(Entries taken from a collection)
----

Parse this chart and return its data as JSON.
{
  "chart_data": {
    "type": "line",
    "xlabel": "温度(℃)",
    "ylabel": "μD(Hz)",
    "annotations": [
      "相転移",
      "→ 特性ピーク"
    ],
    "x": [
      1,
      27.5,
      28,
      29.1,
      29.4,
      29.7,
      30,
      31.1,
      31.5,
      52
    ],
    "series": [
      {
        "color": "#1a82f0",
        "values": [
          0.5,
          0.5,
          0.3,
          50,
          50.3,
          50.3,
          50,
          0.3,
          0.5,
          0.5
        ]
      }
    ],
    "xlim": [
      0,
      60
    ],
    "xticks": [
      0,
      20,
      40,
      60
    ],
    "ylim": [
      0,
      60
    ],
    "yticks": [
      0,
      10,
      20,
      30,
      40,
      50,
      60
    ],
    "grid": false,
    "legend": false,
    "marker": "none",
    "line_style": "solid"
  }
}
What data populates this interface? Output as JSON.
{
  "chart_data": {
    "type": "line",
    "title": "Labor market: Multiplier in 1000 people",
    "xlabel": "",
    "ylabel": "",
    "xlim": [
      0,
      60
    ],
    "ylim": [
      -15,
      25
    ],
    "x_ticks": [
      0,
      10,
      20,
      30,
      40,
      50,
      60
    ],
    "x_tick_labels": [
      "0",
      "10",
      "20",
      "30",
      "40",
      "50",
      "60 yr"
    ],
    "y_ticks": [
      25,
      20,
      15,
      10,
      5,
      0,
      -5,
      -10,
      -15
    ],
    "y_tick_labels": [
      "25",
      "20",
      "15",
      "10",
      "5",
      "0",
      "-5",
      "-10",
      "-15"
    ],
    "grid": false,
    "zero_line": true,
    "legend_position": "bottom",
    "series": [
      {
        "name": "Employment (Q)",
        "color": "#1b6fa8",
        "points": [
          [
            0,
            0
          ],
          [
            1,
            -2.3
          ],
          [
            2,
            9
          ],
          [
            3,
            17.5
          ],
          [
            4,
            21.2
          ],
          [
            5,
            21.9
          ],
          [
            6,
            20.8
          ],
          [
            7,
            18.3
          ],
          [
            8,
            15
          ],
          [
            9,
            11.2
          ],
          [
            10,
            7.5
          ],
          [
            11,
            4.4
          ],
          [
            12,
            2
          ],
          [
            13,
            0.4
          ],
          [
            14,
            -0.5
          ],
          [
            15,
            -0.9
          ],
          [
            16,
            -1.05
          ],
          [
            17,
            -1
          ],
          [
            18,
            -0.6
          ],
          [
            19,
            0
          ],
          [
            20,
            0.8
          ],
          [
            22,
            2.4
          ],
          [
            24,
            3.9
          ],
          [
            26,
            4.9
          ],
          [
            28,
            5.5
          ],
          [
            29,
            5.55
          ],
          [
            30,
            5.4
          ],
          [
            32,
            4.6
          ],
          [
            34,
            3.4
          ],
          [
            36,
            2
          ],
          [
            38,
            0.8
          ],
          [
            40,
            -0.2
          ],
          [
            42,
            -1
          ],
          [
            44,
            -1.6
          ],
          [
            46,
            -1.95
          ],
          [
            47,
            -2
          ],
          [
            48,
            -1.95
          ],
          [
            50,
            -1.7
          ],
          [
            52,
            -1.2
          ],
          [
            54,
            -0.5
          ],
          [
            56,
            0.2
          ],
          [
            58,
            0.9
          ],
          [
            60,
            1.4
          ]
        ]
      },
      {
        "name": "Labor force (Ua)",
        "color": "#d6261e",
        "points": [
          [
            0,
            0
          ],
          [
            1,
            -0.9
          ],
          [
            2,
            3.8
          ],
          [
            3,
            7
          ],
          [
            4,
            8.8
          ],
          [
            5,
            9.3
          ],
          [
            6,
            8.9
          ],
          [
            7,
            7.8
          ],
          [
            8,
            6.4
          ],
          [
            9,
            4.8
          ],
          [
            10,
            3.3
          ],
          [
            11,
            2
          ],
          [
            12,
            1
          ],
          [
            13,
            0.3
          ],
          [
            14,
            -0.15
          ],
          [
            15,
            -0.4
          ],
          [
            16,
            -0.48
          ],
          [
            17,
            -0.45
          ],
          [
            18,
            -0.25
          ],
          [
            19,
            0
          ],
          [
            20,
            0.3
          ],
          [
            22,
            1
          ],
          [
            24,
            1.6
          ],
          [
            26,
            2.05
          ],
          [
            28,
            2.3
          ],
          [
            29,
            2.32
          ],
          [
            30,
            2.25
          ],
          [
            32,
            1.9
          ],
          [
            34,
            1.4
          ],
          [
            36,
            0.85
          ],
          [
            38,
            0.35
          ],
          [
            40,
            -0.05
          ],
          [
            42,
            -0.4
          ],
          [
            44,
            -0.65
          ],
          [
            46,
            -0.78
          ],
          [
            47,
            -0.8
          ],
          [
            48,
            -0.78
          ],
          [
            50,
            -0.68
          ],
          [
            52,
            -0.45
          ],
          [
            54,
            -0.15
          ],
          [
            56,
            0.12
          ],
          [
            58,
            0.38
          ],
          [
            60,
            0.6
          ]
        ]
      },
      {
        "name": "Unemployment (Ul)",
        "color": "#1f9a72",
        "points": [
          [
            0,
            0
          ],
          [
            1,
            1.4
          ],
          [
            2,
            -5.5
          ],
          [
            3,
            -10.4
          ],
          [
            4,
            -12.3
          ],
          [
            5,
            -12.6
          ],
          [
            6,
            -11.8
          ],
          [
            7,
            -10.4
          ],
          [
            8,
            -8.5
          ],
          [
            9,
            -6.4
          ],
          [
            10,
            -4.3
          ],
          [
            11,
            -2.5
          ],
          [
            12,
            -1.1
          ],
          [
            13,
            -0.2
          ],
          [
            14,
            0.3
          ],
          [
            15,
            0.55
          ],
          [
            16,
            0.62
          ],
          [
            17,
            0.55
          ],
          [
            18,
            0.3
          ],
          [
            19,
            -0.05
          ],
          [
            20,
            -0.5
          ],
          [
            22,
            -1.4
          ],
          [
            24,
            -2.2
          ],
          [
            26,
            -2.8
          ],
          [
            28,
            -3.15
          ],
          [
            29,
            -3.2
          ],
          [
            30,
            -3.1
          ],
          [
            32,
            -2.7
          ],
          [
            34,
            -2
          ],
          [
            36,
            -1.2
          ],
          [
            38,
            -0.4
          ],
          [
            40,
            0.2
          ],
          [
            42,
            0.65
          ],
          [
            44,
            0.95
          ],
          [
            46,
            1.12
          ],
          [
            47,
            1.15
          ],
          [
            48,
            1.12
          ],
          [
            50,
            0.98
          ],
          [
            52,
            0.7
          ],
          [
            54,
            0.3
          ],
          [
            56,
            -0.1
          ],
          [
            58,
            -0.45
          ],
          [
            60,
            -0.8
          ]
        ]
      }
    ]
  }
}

----

** To be done **
Reproduce every record above exactly as it appears.

** Answer below **
Parse this chart and return its data as JSON.
{
  "chart_data": {
    "type": "line",
    "xlabel": "温度(℃)",
    "ylabel": "μD(Hz)",
    "annotations": [
      "相転移",
      "→ 特性ピーク"
    ],
    "x": [
      1,
      27.5,
      28,
      29.1,
      29.4,
      29.7,
      30,
      31.1,
      31.5,
      52
    ],
    "series": [
      {
        "color": "#1a82f0",
        "values": [
          0.5,
          0.5,
          0.3,
          50,
          50.3,
          50.3,
          50,
          0.3,
          0.5,
          0.5
        ]
      }
    ],
    "xlim": [
      0,
      60
    ],
    "xticks": [
      0,
      20,
      40,
      60
    ],
    "ylim": [
      0,
      60
    ],
    "yticks": [
      0,
      10,
      20,
      30,
      40,
      50,
      60
    ],
    "grid": false,
    "legend": false,
    "marker": "none",
    "line_style": "solid"
  }
}
What data populates this interface? Output as JSON.
{
  "chart_data": {
    "type": "line",
    "title": "Labor market: Multiplier in 1000 people",
    "xlabel": "",
    "ylabel": "",
    "xlim": [
      0,
      60
    ],
    "ylim": [
      -15,
      25
    ],
    "x_ticks": [
      0,
      10,
      20,
      30,
      40,
      50,
      60
    ],
    "x_tick_labels": [
      "0",
      "10",
      "20",
      "30",
      "40",
      "50",
      "60 yr"
    ],
    "y_ticks": [
      25,
      20,
      15,
      10,
      5,
      0,
      -5,
      -10,
      -15
    ],
    "y_tick_labels": [
      "25",
      "20",
      "15",
      "10",
      "5",
      "0",
      "-5",
      "-10",
      "-15"
    ],
    "grid": false,
    "zero_line": true,
    "legend_position": "bottom",
    "series": [
      {
        "name": "Employment (Q)",
        "color": "#1b6fa8",
        "points": [
          [
            0,
            0
          ],
          [
            1,
            -2.3
          ],
          [
            2,
            9
          ],
          [
            3,
            17.5
          ],
          [
            4,
            21.2
          ],
          [
            5,
            21.9
          ],
          [
            6,
            20.8
          ],
          [
            7,
            18.3
          ],
          [
            8,
            15
          ],
          [
            9,
            11.2
          ],
          [
            10,
            7.5
          ],
          [
            11,
            4.4
          ],
          [
            12,
            2
          ],
          [
            13,
            0.4
          ],
          [
            14,
            -0.5
          ],
          [
            15,
            -0.9
          ],
          [
            16,
            -1.05
          ],
          [
            17,
            -1
          ],
          [
            18,
            -0.6
          ],
          [
            19,
            0
          ],
          [
            20,
            0.8
          ],
          [
            22,
            2.4
          ],
          [
            24,
            3.9
          ],
          [
            26,
            4.9
          ],
          [
            28,
            5.5
          ],
          [
            29,
            5.55
          ],
          [
            30,
            5.4
          ],
          [
            32,
            4.6
          ],
          [
            34,
            3.4
          ],
          [
            36,
            2
          ],
          [
            38,
            0.8
          ],
          [
            40,
            -0.2
          ],
          [
            42,
            -1
          ],
          [
            44,
            -1.6
          ],
          [
            46,
            -1.95
          ],
          [
            47,
            -2
          ],
          [
            48,
            -1.95
          ],
          [
            50,
            -1.7
          ],
          [
            52,
            -1.2
          ],
          [
            54,
            -0.5
          ],
          [
            56,
            0.2
          ],
          [
            58,
            0.9
          ],
          [
            60,
            1.4
          ]
        ]
      },
      {
        "name": "Labor force (Ua)",
        "color": "#d6261e",
        "points": [
          [
            0,
            0
          ],
          [
            1,
            -0.9
          ],
          [
            2,
            3.8
          ],
          [
            3,
            7
          ],
          [
            4,
            8.8
          ],
          [
            5,
            9.3
          ],
          [
            6,
            8.9
          ],
          [
            7,
            7.8
          ],
          [
            8,
            6.4
          ],
          [
            9,
            4.8
          ],
          [
            10,
            3.3
          ],
          [
            11,
            2
          ],
          [
            12,
            1
          ],
          [
            13,
            0.3
          ],
          [
            14,
            -0.15
          ],
          [
            15,
            -0.4
          ],
          [
            16,
            -0.48
          ],
          [
            17,
            -0.45
          ],
          [
            18,
            -0.25
          ],
          [
            19,
            0
          ],
          [
            20,
            0.3
          ],
          [
            22,
            1
          ],
          [
            24,
            1.6
          ],
          [
            26,
            2.05
          ],
          [
            28,
            2.3
          ],
          [
            29,
            2.32
          ],
          [
            30,
            2.25
          ],
          [
            32,
            1.9
          ],
          [
            34,
            1.4
          ],
          [
            36,
            0.85
          ],
          [
            38,
            0.35
          ],
          [
            40,
            -0.05
          ],
          [
            42,
            -0.4
          ],
          [
            44,
            -0.65
          ],
          [
            46,
            -0.78
          ],
          [
            47,
            -0.8
          ],
          [
            48,
            -0.78
          ],
          [
            50,
            -0.68
          ],
          [
            52,
            -0.45
          ],
          [
            54,
            -0.15
          ],
          [
            56,
            0.12
          ],
          [
            58,
            0.38
          ],
          [
            60,
            0.6
          ]
        ]
      },
      {
        "name": "Unemployment (Ul)",
        "color": "#1f9a72",
        "points": [
          [
            0,
            0
          ],
          [
            1,
            1.4
          ],
          [
            2,
            -5.5
          ],
          [
            3,
            -10.4
          ],
          [
            4,
            -12.3
          ],
          [
            5,
            -12.6
          ],
          [
            6,
            -11.8
          ],
          [
            7,
            -10.4
          ],
          [
            8,
            -8.5
          ],
          [
            9,
            -6.4
          ],
          [
            10,
            -4.3
          ],
          [
            11,
            -2.5
          ],
          [
            12,
            -1.1
          ],
          [
            13,
            -0.2
          ],
          [
            14,
            0.3
          ],
          [
            15,
            0.55
          ],
          [
            16,
            0.62
          ],
          [
            17,
            0.55
          ],
          [
            18,
            0.3
          ],
          [
            19,
            -0.05
          ],
          [
            20,
            -0.5
          ],
          [
            22,
            -1.4
          ],
          [
            24,
            -2.2
          ],
          [
            26,
            -2.8
          ],
          [
            28,
            -3.15
          ],
          [
            29,
            -3.2
          ],
          [
            30,
            -3.1
          ],
          [
            32,
            -2.7
          ],
          [
            34,
            -2
          ],
          [
            36,
            -1.2
          ],
          [
            38,
            -0.4
          ],
          [
            40,
            0.2
          ],
          [
            42,
            0.65
          ],
          [
            44,
            0.95
          ],
          [
            46,
            1.12
          ],
          [
            47,
            1.15
          ],
          [
            48,
            1.12
          ],
          [
            50,
            0.98
          ],
          [
            52,
            0.7
          ],
          [
            54,
            0.3
          ],
          [
            56,
            -0.1
          ],
          [
            58,
            -0.45
          ],
          [
            60,
            -0.8
          ]
        ]
      }
    ]
  }
}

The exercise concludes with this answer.